### EXERCISE TASK
Find the string "мистер" in the listing and report every line that has it.

### SOURCE DATA
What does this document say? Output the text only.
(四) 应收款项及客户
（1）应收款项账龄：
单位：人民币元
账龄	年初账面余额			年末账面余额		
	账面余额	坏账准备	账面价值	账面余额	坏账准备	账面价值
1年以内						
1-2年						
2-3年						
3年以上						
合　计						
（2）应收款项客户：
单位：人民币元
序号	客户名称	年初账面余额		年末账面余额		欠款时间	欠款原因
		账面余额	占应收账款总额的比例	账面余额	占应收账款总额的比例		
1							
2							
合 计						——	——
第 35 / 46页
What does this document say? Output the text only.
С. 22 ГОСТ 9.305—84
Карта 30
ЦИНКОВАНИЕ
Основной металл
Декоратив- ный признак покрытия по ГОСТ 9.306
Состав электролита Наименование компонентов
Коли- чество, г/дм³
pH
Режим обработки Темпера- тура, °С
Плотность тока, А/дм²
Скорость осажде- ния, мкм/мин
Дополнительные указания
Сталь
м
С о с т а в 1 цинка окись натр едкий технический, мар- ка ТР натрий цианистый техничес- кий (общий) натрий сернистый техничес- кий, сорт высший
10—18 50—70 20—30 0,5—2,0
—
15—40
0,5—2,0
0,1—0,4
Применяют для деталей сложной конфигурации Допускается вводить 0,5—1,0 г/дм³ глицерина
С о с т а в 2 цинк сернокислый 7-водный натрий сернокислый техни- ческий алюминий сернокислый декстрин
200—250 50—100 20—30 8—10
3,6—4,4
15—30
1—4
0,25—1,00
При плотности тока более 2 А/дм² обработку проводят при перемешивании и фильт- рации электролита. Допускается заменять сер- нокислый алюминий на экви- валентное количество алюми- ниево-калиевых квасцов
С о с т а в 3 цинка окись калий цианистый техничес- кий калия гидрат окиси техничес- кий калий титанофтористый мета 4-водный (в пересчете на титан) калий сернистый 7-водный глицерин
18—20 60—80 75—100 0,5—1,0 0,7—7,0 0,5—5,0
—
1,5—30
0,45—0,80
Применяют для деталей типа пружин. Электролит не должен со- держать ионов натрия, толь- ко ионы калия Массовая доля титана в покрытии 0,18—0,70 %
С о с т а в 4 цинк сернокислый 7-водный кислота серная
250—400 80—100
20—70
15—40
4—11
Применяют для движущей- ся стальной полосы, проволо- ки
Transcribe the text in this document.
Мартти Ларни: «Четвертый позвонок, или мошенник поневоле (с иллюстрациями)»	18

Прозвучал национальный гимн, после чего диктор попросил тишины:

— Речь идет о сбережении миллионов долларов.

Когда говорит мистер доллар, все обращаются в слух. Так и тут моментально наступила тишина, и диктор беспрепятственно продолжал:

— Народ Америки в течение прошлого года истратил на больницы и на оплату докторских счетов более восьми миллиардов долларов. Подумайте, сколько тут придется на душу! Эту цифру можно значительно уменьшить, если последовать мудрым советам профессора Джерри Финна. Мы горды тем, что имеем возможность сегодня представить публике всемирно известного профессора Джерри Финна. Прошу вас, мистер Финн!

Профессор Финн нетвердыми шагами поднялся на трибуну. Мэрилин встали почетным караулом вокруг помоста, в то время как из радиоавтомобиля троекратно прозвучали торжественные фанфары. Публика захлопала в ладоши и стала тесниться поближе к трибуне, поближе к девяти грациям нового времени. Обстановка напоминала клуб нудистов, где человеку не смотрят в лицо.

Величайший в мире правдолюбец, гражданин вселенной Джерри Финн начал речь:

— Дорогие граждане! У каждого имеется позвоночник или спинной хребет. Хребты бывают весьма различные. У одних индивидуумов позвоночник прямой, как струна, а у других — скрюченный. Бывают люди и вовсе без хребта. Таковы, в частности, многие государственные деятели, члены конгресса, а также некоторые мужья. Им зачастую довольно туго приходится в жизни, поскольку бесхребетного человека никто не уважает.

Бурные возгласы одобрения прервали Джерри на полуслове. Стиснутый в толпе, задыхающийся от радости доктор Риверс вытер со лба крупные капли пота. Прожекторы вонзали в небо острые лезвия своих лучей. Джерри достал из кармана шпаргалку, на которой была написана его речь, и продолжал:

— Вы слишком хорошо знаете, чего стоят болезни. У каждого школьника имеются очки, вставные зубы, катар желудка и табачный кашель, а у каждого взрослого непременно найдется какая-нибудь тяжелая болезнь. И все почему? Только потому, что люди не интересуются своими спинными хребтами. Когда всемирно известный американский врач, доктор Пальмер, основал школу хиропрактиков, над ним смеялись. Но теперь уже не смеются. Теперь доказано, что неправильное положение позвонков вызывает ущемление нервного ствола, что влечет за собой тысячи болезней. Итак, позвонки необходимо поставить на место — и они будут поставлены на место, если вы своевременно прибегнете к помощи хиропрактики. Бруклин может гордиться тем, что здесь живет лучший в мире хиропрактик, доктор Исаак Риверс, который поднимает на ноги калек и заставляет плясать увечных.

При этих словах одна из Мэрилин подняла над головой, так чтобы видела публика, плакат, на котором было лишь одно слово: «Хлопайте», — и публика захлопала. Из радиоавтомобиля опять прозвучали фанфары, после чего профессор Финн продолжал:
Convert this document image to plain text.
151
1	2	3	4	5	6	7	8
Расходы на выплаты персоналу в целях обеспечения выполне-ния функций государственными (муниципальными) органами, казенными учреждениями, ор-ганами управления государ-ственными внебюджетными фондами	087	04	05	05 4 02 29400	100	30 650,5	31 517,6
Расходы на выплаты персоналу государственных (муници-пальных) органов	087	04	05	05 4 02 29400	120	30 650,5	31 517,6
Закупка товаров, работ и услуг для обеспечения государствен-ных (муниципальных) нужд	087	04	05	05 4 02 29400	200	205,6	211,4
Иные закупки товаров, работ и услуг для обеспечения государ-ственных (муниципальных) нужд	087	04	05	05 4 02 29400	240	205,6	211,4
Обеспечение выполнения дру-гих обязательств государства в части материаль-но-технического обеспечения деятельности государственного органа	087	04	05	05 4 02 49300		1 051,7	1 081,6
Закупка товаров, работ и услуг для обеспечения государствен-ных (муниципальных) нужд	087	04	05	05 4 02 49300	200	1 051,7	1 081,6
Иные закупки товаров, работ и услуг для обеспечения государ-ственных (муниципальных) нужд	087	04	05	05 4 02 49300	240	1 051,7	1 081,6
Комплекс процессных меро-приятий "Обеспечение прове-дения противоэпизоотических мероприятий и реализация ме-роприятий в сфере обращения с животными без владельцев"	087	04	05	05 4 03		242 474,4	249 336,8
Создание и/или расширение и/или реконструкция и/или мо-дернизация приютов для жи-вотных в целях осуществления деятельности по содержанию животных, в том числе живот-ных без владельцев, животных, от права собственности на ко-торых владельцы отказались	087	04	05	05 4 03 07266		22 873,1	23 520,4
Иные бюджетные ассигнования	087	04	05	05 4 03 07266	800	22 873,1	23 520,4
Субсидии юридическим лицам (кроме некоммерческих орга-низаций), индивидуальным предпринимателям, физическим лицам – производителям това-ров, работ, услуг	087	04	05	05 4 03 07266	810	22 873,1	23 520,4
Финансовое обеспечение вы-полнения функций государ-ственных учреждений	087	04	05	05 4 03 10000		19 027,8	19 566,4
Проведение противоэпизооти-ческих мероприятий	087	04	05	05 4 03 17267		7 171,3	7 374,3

### WRITTEN ANSWER
Когда говорит мистер доллар, все обращаются в слух. Так и тут моментально наступила тишина, и диктор беспрепятственно продолжал:
— Народ Америки в течение прошлого года истратил на больницы и на оплату докторских счетов более восьми миллиардов долларов. Подумайте, сколько тут придется на душу! Эту цифру можно значительно уменьшить, если последовать мудрым советам профессора Джерри Финна. Мы горды тем, что имеем возможность сегодня представить публике всемирно известного профессора Джерри Финна. Прошу вас, мистер Финн!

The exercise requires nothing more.